Lines of data:
--- Start ---
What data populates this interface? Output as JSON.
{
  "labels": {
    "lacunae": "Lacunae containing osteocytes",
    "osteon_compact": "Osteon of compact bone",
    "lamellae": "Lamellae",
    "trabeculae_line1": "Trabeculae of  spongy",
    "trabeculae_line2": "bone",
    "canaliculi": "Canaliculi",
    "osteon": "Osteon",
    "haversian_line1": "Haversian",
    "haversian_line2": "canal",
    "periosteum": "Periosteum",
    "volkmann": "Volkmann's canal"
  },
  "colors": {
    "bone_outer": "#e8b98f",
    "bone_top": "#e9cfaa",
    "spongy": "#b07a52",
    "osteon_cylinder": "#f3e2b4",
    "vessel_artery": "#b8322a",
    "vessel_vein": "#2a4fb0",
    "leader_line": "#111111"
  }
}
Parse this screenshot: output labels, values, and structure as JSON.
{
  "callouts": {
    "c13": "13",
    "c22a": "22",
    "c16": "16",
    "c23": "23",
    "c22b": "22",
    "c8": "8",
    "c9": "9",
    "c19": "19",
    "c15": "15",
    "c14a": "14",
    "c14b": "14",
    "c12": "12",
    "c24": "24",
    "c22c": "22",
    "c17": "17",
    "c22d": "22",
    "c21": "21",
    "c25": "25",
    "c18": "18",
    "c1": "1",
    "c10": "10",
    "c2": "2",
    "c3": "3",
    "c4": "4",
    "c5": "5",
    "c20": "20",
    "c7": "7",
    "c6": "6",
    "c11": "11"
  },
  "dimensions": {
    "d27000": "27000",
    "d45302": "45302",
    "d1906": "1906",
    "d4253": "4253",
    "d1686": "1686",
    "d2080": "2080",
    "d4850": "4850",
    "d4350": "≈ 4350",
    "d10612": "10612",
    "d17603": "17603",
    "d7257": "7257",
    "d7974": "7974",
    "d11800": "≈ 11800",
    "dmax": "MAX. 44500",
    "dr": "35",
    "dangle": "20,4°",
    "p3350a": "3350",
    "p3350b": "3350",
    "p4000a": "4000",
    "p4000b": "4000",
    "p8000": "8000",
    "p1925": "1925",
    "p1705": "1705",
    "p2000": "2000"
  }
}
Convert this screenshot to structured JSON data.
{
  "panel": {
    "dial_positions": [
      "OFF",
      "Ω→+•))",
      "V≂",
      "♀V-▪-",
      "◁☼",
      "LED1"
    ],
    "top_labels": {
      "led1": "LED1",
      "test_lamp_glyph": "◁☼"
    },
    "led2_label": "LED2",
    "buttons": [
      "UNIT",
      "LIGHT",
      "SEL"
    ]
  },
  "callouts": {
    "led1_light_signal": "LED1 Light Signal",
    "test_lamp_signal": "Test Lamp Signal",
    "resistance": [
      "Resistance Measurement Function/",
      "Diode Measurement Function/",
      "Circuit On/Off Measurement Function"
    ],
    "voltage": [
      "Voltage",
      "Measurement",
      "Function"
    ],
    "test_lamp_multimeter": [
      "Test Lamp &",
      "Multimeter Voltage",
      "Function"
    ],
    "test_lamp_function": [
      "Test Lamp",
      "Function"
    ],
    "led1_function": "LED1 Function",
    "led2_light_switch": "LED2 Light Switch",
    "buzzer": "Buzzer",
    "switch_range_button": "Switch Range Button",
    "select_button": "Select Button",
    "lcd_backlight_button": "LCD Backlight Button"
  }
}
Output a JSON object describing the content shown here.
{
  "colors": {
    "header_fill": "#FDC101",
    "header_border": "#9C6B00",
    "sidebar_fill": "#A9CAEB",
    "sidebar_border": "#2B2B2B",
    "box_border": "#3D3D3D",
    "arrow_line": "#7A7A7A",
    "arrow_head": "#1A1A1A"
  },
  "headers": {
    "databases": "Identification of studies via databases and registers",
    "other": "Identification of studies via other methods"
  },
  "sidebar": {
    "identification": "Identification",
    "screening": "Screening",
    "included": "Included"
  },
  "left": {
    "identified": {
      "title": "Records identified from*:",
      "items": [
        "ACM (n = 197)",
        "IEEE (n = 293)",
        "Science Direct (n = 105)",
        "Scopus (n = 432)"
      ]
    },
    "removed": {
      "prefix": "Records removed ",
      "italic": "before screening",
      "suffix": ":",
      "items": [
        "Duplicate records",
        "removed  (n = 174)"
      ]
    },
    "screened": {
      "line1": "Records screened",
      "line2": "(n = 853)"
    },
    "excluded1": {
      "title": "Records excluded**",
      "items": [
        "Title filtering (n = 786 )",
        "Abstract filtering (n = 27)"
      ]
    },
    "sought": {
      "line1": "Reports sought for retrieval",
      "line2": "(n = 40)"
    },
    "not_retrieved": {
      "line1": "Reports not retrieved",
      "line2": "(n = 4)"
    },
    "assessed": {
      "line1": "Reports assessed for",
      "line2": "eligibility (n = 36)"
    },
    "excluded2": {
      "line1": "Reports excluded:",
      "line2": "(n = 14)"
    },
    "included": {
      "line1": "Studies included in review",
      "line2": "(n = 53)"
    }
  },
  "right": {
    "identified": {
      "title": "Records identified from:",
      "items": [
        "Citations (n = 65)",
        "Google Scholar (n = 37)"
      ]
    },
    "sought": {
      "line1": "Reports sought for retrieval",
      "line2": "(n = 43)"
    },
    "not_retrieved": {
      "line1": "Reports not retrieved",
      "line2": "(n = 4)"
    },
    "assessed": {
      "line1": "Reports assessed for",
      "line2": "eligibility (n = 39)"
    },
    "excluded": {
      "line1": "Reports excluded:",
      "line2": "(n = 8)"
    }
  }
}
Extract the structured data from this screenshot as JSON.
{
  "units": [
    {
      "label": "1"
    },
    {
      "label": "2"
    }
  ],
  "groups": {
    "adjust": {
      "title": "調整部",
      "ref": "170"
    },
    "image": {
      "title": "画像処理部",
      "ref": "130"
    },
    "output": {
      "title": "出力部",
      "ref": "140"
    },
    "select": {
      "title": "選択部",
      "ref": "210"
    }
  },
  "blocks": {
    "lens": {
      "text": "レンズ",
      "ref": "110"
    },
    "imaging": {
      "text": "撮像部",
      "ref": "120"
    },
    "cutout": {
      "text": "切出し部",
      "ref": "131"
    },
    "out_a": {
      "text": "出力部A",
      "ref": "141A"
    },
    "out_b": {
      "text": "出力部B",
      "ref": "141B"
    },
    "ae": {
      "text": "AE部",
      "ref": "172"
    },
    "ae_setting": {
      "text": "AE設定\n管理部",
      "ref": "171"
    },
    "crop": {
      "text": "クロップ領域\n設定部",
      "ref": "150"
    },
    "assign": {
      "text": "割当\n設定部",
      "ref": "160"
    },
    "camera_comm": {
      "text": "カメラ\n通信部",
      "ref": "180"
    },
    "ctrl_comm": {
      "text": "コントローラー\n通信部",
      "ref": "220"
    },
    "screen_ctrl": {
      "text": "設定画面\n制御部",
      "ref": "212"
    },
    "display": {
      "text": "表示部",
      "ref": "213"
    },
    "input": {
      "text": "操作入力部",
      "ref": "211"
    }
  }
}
--- End ---
## WHAT YOU ARE ASKED TO DO
Reproduce the records above exactly as they appear.

## WRITTEN REPLY
What data populates this interface? Output as JSON.
{
  "labels": {
    "lacunae": "Lacunae containing osteocytes",
    "osteon_compact": "Osteon of compact bone",
    "lamellae": "Lamellae",
    "trabeculae_line1": "Trabeculae of  spongy",
    "trabeculae_line2": "bone",
    "canaliculi": "Canaliculi",
    "osteon": "Osteon",
    "haversian_line1": "Haversian",
    "haversian_line2": "canal",
    "periosteum": "Periosteum",
    "volkmann": "Volkmann's canal"
  },
  "colors": {
    "bone_outer": "#e8b98f",
    "bone_top": "#e9cfaa",
    "spongy": "#b07a52",
    "osteon_cylinder": "#f3e2b4",
    "vessel_artery": "#b8322a",
    "vessel_vein": "#2a4fb0",
    "leader_line": "#111111"
  }
}
Parse this screenshot: output labels, values, and structure as JSON.
{
  "callouts": {
    "c13": "13",
    "c22a": "22",
    "c16": "16",
    "c23": "23",
    "c22b": "22",
    "c8": "8",
    "c9": "9",
    "c19": "19",
    "c15": "15",
    "c14a": "14",
    "c14b": "14",
    "c12": "12",
    "c24": "24",
    "c22c": "22",
    "c17": "17",
    "c22d": "22",
    "c21": "21",
    "c25": "25",
    "c18": "18",
    "c1": "1",
    "c10": "10",
    "c2": "2",
    "c3": "3",
    "c4": "4",
    "c5": "5",
    "c20": "20",
    "c7": "7",
    "c6": "6",
    "c11": "11"
  },
  "dimensions": {
    "d27000": "27000",
    "d45302": "45302",
    "d1906": "1906",
    "d4253": "4253",
    "d1686": "1686",
    "d2080": "2080",
    "d4850": "4850",
    "d4350": "≈ 4350",
    "d10612": "10612",
    "d17603": "17603",
    "d7257": "7257",
    "d7974": "7974",
    "d11800": "≈ 11800",
    "dmax": "MAX. 44500",
    "dr": "35",
    "dangle": "20,4°",
    "p3350a": "3350",
    "p3350b": "3350",
    "p4000a": "4000",
    "p4000b": "4000",
    "p8000": "8000",
    "p1925": "1925",
    "p1705": "1705",
    "p2000": "2000"
  }
}
Convert this screenshot to structured JSON data.
{
  "panel": {
    "dial_positions": [
      "OFF",
      "Ω→+•))",
      "V≂",
      "♀V-▪-",
      "◁☼",
      "LED1"
    ],
    "top_labels": {
      "led1": "LED1",
      "test_lamp_glyph": "◁☼"
    },
    "led2_label": "LED2",
    "buttons": [
      "UNIT",
      "LIGHT",
      "SEL"
    ]
  },
  "callouts": {
    "led1_light_signal": "LED1 Light Signal",
    "test_lamp_signal": "Test Lamp Signal",
    "resistance": [
      "Resistance Measurement Function/",
      "Diode Measurement Function/",
      "Circuit On/Off Measurement Function"
    ],
    "voltage": [
      "Voltage",
      "Measurement",
      "Function"
    ],
    "test_lamp_multimeter": [
      "Test Lamp &",
      "Multimeter Voltage",
      "Function"
    ],
    "test_lamp_function": [
      "Test Lamp",
      "Function"
    ],
    "led1_function": "LED1 Function",
    "led2_light_switch": "LED2 Light Switch",
    "buzzer": "Buzzer",
    "switch_range_button": "Switch Range Button",
    "select_button": "Select Button",
    "lcd_backlight_button": "LCD Backlight Button"
  }
}
Output a JSON object describing the content shown here.
{
  "colors": {
    "header_fill": "#FDC101",
    "header_border": "#9C6B00",
    "sidebar_fill": "#A9CAEB",
    "sidebar_border": "#2B2B2B",
    "box_border": "#3D3D3D",
    "arrow_line": "#7A7A7A",
    "arrow_head": "#1A1A1A"
  },
  "headers": {
    "databases": "Identification of studies via databases and registers",
    "other": "Identification of studies via other methods"
  },
  "sidebar": {
    "identification": "Identification",
    "screening": "Screening",
    "included": "Included"
  },
  "left": {
    "identified": {
      "title": "Records identified from*:",
      "items": [
        "ACM (n = 197)",
        "IEEE (n = 293)",
        "Science Direct (n = 105)",
        "Scopus (n = 432)"
      ]
    },
    "removed": {
      "prefix": "Records removed ",
      "italic": "before screening",
      "suffix": ":",
      "items": [
        "Duplicate records",
        "removed  (n = 174)"
      ]
    },
    "screened": {
      "line1": "Records screened",
      "line2": "(n = 853)"
    },
    "excluded1": {
      "title": "Records excluded**",
      "items": [
        "Title filtering (n = 786 )",
        "Abstract filtering (n = 27)"
      ]
    },
    "sought": {
      "line1": "Reports sought for retrieval",
      "line2": "(n = 40)"
    },
    "not_retrieved": {
      "line1": "Reports not retrieved",
      "line2": "(n = 4)"
    },
    "assessed": {
      "line1": "Reports assessed for",
      "line2": "eligibility (n = 36)"
    },
    "excluded2": {
      "line1": "Reports excluded:",
      "line2": "(n = 14)"
    },
    "included": {
      "line1": "Studies included in review",
      "line2": "(n = 53)"
    }
  },
  "right": {
    "identified": {
      "title": "Records identified from:",
      "items": [
        "Citations (n = 65)",
        "Google Scholar (n = 37)"
      ]
    },
    "sought": {
      "line1": "Reports sought for retrieval",
      "line2": "(n = 43)"
    },
    "not_retrieved": {
      "line1": "Reports not retrieved",
      "line2": "(n = 4)"
    },
    "assessed": {
      "line1": "Reports assessed for",
      "line2": "eligibility (n = 39)"
    },
    "excluded": {
      "line1": "Reports excluded:",
      "line2": "(n = 8)"
    }
  }
}
Extract the structured data from this screenshot as JSON.
{
  "units": [
    {
      "label": "1"
    },
    {
      "label": "2"
    }
  ],
  "groups": {
    "adjust": {
      "title": "調整部",
      "ref": "170"
    },
    "image": {
      "title": "画像処理部",
      "ref": "130"
    },
    "output": {
      "title": "出力部",
      "ref": "140"
    },
    "select": {
      "title": "選択部",
      "ref": "210"
    }
  },
  "blocks": {
    "lens": {
      "text": "レンズ",
      "ref": "110"
    },
    "imaging": {
      "text": "撮像部",
      "ref": "120"
    },
    "cutout": {
      "text": "切出し部",
      "ref": "131"
    },
    "out_a": {
      "text": "出力部A",
      "ref": "141A"
    },
    "out_b": {
      "text": "出力部B",
      "ref": "141B"
    },
    "ae": {
      "text": "AE部",
      "ref": "172"
    },
    "ae_setting": {
      "text": "AE設定\n管理部",
      "ref": "171"
    },
    "crop": {
      "text": "クロップ領域\n設定部",
      "ref": "150"
    },
    "assign": {
      "text": "割当\n設定部",
      "ref": "160"
    },
    "camera_comm": {
      "text": "カメラ\n通信部",
      "ref": "180"
    },
    "ctrl_comm": {
      "text": "コントローラー\n通信部",
      "ref": "220"
    },
    "screen_ctrl": {
      "text": "設定画面\n制御部",
      "ref": "212"
    },
    "display": {
      "text": "表示部",
      "ref": "213"
    },
    "input": {
      "text": "操作入力部",
      "ref": "211"
    }
  }
}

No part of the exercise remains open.